- **Yang Harus Dikerjakan**
1: Dalam teks bacaan tentang dr. Yoon Hong Gyun, sebutan apa yang dipakai pengarang buku yang dibahas untuk dirinya sendiri?
2: Teruskan teks bacaan tentang impian menjadi penulis sekaligus dokter kejiwaan, mulai setelah kalimat terakhirnya.

- **Teks Bacaan**
+++++
Penulisnya adalah seorang dokter kejiwaan Korea Selatan, sekaligus... seorang
penulis. Ia juga menyebut dirinya sebagai ‘dokter kejiwaan yang menulis’.
Di
zaman sekarang, siapa yang tidak suka menulis? Kurasa semua orang sedikit demi
sedikit mulai banyak menulis, menceritakan kisah hidup mereka, kisah perjuangan
melawan sesuatu yang sulit, kisah mengharukan yang pernah dialami, dan
lain-lain. Banyak juga yang mulai menerbitkan bukunya.
Menyenangkan,
ya?
Tulisan
kita dibaca oleh banyak orang. Kemudian orang menjadi tertarik dan penasaran
dengan cerita selanjutnya yang akan kita ciptakan. Banyak orang menanti tulisan
kita. Banyak orang terharu atas apa yang kita alami, yang kita tuangkan dalam
secarik kertas.
Pasti
itu hal yang sangat menyenangkan... bagiku, seseorang yang bermimpi menjadi
seorang penulis, sekaligus... dokter kejiwaan.
Hahaha. Mimpi saja.
Aku menginginkan sesuatu yang mustahil. Hampir tidak mungkin
terjadi. Apa katamu? Penulis sekaligus dokter kejiwaan? Haduh~ sudahlah.
Aku
sedikit iri kepada orang-orang yang dengan mudahnya menggapai impian mereka.
Seperti, dr. Yoon Hong Gyun ini. Beliau kan dokter kejiwaan yang menulis,
katanya. Beliau sejak kecil tertarik dengan psikologi, lalu memutuskan ingin
menjadi dokter kejiwaan. Lalu, ketika berusia remaja, beliau juga sering
membaca buku yang memadukan sains dan psikologi. Jadilah, ia tertarik untuk
membuat tulisan serupa. Baca saja di profil penulis pada halaman paling
belakang buku ini.
Tapi,
tidak apa-apa kan iri dalam hal kebaikan?
+++++
- **Informasi yang Diberikan**

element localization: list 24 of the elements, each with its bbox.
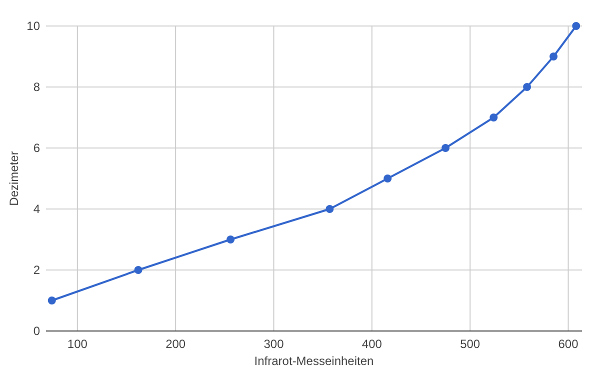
+++++
- **Jawaban Latihan**
1: Ia menyebut dirinya "dokter kejiwaan yang menulis".

2:
Suatu
hari, aku menemukan sebuah cuitan di akun twitter seseorang yang followersnya
terbilang cukup banyak. Katanya, “Pengen jadi Chef, tapi malah jadi Dokter”.
Hah?!
Aku langsung tercengang. Dalam hatiku, Itu
dua-duanya pekerjaan prestige tau! Bisa-bisanya ada kalimat ‘malah jadi
Dokter’.
Huft.
Cukup sampai disini ocehan untuk membuka review ini. Jadi, intinya
bagaimana menurutmu? Setelah mengaitkan judul buku dan kata-kata penuh
kedengkian di atas? HAHA.
Asal
Kau tahu saja, aku memang menyimpan rasa iri tingkat tinggi terhadap
orang-orang dalam dunia kejiwaan. Psikologi, Psikiater, Dokter Jiwa, semuanya deh
pokoknya. Aku pernah mengikuti ujian masuk universitas, tujuanku pada saat itu
adalah masuk bidang penjuruan Psikologi. Tapi, gagal. Sampai saat iniーsudah hampir lulus dari
universitasku yang sekarangーaku
masih saja menyalahkan diriku sendiri atas kegagalanku waktu itu.
Jadi,
apa aku belum bisa menjaga dan mencintai diri sendiri? Apa aku
tidak bisa menghargai diriku sendiri?
(Sumber: wall.alphacoders.com) |
Buku
ini sepenuhnya menceritakan tentang betapa pentingnya manusia memiliki,
membangun dan mempertahankan harga diri mereka.
Di
situasi tertentu dalam kehidupan, terkadang kita harus melakukan sesuatu hingga
mempertaruhkan harga diri. Sebenarnya itu tidak perlu. Kenapa kita harus
membuang harga diri kita? Kenapa itu perlu dilakukan? Agar kita lebih dicintai?
Agar kita tidak dikucilkan? Atau apa?
Setelah
itu apa? Apakah kita merasa lega? Apakah kita puas dengan yang sudah kita
lakukan? Atau malah sebaliknya? Ada perasaan tertekan dan justru membuat beban
pikiran lebih banyak?
Fiuhh.
Aku
sendiri juga agak bingung dengan persoalan harga diri ini, yang notabenenya
selalu melibatkan sesuatu yang disebut ‘pandangan masyarakat’.
Awalnya,
aku ragu,
Apakah
aku akan baik-baik saja jika tidak masuk jurusan Psikologi?
Apa
yang akan dikatakan oleh para ‘penggibah’ jika seorang aku duduk di bangku
universitas hanya belajar hal-hal tidak penting seperti yang sekarang sedang
kujalani?
Bagaimana
pandangan masyarakat tentang hal itu?
Aku
pernah berada di fase itu. Fase ketika harga diri benar-benar menjadi taruhan.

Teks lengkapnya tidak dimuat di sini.